Instructions for the task: Report all lines from the entries below in which "трех" appears.

Records:
_ _ _ _ _

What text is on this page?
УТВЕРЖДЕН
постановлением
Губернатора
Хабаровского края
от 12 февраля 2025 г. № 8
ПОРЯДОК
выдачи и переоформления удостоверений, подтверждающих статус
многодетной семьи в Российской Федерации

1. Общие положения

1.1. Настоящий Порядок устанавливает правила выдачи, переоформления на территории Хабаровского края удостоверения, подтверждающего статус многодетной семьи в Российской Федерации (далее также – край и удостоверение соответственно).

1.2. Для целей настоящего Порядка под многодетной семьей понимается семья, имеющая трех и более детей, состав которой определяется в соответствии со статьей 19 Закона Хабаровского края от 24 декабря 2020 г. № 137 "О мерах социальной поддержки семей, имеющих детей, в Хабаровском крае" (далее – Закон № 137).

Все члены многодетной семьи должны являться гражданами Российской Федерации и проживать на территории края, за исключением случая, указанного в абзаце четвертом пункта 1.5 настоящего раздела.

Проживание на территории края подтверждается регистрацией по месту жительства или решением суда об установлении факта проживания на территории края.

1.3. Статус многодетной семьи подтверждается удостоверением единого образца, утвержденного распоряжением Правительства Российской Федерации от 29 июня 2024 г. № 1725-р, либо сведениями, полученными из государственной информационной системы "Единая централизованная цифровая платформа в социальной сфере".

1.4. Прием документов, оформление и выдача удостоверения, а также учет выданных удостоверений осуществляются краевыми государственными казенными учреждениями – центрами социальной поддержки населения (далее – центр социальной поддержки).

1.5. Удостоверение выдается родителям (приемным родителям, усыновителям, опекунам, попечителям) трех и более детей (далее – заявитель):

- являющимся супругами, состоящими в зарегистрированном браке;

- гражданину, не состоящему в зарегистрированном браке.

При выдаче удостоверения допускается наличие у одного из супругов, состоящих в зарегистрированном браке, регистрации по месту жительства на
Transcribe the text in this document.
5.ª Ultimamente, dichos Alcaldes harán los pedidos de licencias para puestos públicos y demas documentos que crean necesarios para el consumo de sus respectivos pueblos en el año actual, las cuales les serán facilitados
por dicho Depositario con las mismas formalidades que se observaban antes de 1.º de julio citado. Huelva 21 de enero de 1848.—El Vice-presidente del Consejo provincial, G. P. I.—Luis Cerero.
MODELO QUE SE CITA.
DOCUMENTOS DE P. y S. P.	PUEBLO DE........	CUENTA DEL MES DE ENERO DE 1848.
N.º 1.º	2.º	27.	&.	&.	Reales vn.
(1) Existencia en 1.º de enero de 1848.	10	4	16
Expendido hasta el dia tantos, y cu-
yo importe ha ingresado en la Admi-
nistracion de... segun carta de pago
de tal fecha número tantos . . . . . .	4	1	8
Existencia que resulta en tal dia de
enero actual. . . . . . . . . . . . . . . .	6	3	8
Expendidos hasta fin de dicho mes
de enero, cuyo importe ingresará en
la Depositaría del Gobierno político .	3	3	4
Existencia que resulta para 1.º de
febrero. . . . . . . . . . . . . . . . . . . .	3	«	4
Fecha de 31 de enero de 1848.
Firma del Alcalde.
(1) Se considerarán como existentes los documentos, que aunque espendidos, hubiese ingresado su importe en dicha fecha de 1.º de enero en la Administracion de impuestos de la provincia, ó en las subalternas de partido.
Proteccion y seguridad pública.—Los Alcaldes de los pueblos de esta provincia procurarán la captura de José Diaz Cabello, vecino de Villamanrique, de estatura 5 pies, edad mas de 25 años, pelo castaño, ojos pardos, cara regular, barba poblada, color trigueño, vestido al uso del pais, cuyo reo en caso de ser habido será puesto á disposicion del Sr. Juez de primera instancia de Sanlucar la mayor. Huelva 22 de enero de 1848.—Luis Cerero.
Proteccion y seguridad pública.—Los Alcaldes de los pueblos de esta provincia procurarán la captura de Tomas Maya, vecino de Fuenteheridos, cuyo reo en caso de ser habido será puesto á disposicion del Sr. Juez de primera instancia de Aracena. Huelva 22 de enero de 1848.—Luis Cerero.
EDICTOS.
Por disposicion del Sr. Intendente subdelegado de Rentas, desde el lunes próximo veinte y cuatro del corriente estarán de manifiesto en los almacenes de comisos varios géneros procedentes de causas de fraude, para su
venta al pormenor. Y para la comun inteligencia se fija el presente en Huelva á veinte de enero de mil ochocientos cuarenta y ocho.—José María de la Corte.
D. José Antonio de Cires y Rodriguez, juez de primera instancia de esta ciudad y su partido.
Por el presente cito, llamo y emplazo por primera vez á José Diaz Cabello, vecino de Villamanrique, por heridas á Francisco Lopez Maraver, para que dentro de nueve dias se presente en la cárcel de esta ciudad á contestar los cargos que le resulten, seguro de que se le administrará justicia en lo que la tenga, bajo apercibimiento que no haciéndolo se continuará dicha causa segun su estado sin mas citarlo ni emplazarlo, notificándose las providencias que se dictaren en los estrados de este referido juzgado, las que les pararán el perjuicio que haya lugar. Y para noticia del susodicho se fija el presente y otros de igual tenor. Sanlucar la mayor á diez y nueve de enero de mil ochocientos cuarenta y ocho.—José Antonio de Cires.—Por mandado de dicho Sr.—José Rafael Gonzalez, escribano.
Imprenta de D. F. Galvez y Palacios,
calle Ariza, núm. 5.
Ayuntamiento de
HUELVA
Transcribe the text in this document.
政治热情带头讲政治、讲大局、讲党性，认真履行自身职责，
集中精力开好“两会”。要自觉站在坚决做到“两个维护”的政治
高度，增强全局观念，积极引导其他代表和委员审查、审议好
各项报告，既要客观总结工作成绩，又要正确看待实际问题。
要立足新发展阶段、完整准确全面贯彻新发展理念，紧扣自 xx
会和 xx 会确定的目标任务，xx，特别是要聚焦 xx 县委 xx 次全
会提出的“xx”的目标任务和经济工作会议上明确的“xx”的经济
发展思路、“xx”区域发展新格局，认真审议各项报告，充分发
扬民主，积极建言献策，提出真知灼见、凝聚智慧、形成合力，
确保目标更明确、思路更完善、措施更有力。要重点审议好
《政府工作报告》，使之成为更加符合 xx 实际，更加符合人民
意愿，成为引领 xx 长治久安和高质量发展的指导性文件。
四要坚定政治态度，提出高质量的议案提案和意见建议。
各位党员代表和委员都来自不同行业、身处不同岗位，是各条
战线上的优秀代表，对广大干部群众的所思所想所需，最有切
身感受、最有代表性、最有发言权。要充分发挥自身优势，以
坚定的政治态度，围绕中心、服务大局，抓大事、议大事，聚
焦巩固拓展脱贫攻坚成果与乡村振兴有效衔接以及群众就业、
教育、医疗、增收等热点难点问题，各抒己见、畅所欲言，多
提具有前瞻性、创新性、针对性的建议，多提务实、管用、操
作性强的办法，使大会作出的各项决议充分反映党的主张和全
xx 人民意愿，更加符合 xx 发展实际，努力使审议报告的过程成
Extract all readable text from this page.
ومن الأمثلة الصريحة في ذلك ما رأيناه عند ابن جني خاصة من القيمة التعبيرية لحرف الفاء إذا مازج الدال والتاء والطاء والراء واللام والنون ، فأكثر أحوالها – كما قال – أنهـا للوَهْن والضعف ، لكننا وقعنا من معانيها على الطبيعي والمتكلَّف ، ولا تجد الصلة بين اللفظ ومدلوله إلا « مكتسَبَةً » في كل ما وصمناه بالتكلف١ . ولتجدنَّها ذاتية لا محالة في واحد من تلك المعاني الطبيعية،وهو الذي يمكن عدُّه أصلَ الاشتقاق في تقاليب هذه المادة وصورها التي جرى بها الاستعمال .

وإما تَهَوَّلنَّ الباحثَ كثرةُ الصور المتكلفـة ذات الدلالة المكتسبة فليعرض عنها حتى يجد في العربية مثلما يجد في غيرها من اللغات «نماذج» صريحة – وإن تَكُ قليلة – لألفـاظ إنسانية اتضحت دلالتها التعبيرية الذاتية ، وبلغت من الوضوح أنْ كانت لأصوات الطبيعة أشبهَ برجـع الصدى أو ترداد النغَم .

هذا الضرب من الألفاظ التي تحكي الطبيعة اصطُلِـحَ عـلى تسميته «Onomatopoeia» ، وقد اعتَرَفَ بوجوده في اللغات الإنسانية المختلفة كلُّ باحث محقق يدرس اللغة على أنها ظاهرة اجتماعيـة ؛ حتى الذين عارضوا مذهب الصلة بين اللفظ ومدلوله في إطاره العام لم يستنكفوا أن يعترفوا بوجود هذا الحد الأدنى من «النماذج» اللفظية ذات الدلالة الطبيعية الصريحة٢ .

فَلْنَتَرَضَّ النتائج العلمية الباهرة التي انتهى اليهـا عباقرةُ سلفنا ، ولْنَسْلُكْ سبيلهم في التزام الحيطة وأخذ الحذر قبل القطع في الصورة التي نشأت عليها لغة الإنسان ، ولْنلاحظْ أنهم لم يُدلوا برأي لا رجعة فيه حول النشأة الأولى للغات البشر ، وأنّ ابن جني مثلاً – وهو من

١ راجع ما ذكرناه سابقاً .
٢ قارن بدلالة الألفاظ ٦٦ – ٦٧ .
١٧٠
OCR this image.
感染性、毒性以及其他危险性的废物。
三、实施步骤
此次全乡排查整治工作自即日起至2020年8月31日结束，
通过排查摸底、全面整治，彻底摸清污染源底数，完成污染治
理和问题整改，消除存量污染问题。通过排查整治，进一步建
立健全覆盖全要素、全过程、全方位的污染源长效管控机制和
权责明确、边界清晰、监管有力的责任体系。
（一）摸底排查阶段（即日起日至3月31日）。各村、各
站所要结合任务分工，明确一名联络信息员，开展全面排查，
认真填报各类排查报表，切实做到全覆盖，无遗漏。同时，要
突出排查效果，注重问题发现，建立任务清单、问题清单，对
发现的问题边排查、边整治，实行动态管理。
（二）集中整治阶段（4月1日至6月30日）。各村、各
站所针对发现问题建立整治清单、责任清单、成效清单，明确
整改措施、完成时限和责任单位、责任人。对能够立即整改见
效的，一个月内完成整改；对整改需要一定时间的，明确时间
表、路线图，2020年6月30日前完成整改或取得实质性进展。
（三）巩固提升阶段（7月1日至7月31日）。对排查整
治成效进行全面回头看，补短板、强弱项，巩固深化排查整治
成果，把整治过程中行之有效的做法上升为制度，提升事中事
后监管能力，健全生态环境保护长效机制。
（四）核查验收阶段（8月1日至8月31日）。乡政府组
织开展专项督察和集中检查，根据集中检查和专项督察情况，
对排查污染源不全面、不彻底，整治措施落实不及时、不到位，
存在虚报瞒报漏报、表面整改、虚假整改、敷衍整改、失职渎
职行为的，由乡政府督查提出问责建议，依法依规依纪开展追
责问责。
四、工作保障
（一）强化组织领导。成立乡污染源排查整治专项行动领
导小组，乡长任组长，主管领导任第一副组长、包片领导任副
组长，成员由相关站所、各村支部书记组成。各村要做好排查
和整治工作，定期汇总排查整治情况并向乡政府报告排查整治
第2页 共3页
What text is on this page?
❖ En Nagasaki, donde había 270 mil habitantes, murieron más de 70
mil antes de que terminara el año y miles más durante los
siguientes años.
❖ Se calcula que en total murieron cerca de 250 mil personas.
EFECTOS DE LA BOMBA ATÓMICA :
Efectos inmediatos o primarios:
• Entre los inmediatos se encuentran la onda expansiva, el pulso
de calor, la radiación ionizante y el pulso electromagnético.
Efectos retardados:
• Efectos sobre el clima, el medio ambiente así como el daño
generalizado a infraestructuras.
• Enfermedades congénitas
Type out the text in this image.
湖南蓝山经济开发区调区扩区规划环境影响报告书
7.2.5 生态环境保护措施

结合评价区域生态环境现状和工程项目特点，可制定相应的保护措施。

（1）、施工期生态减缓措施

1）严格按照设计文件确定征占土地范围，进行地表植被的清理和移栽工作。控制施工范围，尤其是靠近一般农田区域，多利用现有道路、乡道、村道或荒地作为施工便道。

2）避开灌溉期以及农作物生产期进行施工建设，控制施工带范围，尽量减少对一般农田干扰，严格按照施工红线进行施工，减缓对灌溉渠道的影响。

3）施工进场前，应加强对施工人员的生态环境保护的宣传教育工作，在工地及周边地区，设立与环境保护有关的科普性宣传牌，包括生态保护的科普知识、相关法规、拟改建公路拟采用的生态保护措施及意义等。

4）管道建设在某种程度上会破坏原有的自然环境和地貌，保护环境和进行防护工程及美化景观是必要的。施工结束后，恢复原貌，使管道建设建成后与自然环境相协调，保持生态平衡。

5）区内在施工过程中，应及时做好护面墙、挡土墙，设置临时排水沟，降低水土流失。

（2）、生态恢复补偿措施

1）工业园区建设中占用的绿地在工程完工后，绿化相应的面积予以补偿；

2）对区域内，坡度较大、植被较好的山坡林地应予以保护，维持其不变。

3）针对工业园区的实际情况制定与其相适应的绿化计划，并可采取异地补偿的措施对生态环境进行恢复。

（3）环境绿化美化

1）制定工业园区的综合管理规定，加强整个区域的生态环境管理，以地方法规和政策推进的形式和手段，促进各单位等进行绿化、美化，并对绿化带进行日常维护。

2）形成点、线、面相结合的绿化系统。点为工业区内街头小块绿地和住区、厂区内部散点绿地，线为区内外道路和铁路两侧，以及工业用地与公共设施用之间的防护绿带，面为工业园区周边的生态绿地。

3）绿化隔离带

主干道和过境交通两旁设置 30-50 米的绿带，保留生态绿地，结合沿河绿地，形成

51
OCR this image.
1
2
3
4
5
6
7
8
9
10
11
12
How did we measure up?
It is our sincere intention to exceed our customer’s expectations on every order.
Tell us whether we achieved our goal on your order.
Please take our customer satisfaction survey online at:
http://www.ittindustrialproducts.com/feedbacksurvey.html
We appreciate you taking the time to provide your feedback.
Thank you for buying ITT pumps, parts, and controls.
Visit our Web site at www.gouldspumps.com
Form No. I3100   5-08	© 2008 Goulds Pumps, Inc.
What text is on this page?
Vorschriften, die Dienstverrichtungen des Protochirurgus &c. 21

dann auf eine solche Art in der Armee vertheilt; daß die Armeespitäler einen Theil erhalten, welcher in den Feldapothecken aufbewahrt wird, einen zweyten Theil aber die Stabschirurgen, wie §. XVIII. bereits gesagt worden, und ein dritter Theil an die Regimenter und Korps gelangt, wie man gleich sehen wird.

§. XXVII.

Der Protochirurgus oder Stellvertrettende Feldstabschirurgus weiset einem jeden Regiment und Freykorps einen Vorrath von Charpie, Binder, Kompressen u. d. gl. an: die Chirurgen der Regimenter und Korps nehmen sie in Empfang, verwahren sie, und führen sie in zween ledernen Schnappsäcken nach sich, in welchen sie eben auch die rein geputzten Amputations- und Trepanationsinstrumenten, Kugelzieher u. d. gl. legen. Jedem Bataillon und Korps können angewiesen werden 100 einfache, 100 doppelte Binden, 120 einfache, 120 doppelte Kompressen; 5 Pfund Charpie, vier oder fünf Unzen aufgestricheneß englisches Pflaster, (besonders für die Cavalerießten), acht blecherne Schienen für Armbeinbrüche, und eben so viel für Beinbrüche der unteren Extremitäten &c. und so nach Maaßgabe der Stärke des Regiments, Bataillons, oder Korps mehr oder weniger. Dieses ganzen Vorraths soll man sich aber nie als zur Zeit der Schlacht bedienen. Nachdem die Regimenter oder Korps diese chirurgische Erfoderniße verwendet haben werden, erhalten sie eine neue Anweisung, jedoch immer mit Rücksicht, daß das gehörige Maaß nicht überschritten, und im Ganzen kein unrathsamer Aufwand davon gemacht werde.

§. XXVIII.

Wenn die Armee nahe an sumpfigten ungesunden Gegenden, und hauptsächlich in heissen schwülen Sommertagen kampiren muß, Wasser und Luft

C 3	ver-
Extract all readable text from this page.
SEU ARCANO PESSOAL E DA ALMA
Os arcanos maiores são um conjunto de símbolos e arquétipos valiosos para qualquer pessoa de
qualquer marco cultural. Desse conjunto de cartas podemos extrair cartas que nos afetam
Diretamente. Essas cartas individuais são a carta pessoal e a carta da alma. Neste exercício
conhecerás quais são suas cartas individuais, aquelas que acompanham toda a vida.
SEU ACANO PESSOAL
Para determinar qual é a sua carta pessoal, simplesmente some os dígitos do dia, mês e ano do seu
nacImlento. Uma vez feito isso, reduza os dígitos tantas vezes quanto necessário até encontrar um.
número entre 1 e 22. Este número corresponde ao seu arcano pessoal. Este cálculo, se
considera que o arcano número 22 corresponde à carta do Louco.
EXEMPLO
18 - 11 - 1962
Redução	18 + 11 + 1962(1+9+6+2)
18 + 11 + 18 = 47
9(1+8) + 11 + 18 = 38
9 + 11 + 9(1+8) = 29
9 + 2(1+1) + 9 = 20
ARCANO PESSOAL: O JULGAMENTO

_ _ _ _ _

Written solution:
1.2. Для целей настоящего Порядка под многодетной семьей понимается семья, имеющая трех и более детей, состав которой определяется в соответствии со статьей 19 Закона Хабаровского края от 24 декабря 2020 г. № 137 "О мерах социальной поддержки семей, имеющих детей, в Хабаровском крае" (далее – Закон № 137).
1.5. Удостоверение выдается родителям (приемным родителям, усыновителям, опекунам, попечителям) трех и более детей (далее – заявитель):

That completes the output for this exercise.